[Records excerpted from a collection]
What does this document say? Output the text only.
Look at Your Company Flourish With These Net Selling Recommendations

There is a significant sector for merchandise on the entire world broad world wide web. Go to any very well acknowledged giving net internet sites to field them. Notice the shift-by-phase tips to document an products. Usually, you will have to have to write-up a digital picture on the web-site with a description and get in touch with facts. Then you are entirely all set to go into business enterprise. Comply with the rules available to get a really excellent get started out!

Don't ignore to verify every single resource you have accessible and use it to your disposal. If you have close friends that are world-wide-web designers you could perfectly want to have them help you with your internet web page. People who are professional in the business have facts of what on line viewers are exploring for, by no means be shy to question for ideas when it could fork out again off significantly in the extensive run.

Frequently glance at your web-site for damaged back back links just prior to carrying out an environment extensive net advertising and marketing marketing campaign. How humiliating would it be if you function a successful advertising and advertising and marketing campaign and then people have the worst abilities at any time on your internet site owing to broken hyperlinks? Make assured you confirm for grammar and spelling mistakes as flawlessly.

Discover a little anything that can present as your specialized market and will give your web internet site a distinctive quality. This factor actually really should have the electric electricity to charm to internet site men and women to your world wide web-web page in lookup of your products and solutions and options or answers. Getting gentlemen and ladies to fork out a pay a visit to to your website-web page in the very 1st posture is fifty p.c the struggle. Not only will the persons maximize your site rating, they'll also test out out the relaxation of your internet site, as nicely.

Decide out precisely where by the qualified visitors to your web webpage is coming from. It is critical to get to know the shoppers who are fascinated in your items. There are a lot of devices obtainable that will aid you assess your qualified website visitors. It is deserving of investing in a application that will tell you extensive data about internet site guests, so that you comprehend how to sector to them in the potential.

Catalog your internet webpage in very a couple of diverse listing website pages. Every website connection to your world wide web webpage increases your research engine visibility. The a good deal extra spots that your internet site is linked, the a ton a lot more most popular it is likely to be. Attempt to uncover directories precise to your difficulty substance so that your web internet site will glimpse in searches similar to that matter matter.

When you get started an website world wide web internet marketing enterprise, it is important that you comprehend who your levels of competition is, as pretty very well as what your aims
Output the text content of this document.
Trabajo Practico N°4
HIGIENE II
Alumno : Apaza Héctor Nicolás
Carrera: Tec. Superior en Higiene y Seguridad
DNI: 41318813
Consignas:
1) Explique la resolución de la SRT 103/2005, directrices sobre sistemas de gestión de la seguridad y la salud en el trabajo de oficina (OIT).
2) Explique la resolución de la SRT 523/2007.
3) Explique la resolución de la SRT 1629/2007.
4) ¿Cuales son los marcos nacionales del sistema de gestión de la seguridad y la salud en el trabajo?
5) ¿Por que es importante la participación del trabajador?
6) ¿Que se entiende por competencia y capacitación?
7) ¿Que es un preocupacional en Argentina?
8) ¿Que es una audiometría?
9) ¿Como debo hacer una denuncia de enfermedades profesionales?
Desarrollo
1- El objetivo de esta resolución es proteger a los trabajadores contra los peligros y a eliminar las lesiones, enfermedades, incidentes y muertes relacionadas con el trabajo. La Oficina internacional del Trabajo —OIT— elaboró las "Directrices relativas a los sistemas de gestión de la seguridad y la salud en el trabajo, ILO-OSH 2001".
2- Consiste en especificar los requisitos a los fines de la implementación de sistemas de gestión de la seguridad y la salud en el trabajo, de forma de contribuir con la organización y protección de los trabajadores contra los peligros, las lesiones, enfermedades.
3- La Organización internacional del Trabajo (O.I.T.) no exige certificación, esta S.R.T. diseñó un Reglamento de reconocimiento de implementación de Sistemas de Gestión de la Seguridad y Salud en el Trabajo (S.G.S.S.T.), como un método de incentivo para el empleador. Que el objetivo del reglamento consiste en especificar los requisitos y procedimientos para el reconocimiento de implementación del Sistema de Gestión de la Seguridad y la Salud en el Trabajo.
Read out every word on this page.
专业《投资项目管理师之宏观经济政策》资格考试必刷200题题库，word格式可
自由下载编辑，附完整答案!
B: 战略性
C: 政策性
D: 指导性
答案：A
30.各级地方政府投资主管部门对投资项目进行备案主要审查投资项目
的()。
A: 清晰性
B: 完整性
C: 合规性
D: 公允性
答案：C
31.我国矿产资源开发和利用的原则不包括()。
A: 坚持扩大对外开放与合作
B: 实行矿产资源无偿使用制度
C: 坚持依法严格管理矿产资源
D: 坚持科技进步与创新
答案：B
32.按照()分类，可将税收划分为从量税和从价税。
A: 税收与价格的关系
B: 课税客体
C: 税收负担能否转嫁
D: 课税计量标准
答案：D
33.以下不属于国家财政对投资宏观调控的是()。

(Problem requirements):
Find and copy every line in the entries above where the string "peligros" occurs.

(Exercise result):
1- El objetivo de esta resolución es proteger a los trabajadores contra los peligros y a eliminar las lesiones, enfermedades, incidentes y muertes relacionadas con el trabajo. La Oficina internacional del Trabajo —OIT— elaboró las "Directrices relativas a los sistemas de gestión de la seguridad y la salud en el trabajo, ILO-OSH 2001".
2- Consiste en especificar los requisitos a los fines de la implementación de sistemas de gestión de la seguridad y la salud en el trabajo, de forma de contribuir con la organización y protección de los trabajadores contra los peligros, las lesiones, enfermedades.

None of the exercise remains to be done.